• Written problem: Select all lines with the string "metodologi" in them, and copy those lines.

────────────────

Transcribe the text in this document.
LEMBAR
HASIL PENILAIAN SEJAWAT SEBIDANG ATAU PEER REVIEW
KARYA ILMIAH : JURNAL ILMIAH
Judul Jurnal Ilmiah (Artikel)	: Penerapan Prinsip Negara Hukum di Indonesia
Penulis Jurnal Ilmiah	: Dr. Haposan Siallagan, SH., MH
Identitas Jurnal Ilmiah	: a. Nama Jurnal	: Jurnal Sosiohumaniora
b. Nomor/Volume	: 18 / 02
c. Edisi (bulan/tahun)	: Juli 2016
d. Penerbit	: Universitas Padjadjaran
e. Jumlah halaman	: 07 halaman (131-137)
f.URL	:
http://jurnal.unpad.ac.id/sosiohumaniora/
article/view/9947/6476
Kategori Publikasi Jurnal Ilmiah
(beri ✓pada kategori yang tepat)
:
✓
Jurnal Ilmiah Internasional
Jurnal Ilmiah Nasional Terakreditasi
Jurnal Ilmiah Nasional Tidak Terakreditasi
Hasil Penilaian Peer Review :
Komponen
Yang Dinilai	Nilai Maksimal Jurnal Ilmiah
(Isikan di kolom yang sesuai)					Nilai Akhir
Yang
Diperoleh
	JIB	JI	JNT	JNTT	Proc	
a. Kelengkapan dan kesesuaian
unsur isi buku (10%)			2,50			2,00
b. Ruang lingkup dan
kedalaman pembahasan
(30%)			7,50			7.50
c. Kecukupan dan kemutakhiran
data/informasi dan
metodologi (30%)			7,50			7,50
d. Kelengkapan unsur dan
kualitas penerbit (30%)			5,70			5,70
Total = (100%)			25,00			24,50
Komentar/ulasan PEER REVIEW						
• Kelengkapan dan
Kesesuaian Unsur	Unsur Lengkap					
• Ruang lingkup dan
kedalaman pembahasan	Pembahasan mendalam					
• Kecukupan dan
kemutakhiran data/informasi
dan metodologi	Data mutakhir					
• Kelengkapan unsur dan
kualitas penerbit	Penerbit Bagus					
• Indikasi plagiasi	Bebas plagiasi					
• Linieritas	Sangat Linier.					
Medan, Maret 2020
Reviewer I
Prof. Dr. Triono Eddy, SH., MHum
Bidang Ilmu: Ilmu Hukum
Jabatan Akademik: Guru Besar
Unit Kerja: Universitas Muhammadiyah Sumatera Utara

────────────────

• Answer to this problem:
metodologi (30%)			7,50			7,50
dan metodologi	Data mutakhir					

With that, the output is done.